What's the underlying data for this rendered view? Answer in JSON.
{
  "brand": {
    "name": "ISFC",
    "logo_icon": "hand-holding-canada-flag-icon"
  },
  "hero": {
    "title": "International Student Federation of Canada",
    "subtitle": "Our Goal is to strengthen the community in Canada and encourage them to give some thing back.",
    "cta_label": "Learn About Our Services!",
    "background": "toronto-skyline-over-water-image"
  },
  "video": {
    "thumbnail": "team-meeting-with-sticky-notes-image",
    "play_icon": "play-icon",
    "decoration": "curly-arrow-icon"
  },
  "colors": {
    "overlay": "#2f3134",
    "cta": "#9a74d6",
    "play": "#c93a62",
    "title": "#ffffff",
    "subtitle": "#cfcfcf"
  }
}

==============================

Where a line in the material above holds "image", copy that line.

    "background": "toronto-skyline-over-water-image"
    "thumbnail": "team-meeting-with-sticky-notes-image",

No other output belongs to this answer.